## DATA SECTION
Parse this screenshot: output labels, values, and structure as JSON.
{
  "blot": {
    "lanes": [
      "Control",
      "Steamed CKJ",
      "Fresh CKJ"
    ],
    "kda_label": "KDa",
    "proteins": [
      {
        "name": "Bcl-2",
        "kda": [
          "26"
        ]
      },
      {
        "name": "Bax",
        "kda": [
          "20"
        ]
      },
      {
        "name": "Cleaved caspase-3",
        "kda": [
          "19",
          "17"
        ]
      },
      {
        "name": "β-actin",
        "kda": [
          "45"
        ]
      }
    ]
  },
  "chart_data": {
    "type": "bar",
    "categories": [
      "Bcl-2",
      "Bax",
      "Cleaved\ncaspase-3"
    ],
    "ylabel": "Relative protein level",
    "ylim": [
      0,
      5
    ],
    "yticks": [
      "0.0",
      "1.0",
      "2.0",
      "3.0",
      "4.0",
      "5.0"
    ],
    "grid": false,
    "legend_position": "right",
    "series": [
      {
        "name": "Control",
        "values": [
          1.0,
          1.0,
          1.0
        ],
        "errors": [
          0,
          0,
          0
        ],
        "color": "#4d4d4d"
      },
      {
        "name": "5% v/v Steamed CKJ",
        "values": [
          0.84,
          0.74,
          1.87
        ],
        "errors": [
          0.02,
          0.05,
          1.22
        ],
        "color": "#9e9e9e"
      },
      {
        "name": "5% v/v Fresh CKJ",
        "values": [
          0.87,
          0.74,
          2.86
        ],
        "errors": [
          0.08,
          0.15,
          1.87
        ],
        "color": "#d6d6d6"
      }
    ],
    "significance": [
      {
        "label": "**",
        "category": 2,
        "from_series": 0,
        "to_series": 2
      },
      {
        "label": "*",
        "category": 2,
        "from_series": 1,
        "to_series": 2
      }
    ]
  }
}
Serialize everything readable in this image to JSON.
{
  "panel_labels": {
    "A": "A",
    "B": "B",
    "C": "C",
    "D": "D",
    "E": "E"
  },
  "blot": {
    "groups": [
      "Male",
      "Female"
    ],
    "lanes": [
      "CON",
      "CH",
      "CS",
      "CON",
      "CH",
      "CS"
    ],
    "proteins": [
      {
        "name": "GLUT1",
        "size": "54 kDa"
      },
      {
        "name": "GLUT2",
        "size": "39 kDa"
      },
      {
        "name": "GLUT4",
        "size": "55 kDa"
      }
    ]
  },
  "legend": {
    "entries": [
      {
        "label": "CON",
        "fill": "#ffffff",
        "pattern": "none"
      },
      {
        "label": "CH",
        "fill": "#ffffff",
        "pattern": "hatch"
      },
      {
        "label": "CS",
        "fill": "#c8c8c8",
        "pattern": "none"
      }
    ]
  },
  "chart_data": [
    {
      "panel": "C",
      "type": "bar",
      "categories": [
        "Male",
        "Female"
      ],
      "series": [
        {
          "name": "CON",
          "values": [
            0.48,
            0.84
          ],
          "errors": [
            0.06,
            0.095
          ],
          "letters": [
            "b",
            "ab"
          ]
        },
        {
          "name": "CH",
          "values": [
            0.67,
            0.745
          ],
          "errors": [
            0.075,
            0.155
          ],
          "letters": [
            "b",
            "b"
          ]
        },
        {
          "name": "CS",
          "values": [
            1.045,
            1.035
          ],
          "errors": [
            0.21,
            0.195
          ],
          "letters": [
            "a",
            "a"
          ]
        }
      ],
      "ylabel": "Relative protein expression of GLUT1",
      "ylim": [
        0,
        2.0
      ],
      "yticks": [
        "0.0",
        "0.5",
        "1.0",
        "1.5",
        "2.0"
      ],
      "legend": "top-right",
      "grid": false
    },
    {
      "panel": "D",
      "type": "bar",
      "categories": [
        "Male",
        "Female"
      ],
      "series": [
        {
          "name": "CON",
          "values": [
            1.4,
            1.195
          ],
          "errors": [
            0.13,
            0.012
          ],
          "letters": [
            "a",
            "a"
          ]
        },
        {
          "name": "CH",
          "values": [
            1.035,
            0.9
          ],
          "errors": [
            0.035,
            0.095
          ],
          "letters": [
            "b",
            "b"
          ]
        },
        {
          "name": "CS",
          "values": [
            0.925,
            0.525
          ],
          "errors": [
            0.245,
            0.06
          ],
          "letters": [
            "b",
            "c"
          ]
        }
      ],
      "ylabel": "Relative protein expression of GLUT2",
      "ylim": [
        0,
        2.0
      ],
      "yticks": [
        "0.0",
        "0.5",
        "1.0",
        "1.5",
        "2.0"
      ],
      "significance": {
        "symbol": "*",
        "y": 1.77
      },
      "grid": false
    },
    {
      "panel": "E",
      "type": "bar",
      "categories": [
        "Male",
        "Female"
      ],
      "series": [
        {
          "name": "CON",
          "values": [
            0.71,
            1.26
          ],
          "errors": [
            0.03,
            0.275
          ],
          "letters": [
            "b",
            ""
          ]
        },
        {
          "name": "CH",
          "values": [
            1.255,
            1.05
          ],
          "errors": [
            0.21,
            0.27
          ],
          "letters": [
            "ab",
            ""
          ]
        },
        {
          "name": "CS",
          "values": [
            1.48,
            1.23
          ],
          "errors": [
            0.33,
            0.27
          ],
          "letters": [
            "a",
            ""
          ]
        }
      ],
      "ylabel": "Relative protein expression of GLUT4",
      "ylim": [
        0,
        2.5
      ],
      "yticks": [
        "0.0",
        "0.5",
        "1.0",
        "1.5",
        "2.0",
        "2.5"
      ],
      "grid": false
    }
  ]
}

## WHAT YOU HAVE TO DO
Some lines above contain the word "JSON". Copy each of them.

## YOUR RESPONSE
Parse this screenshot: output labels, values, and structure as JSON.
Serialize everything readable in this image to JSON.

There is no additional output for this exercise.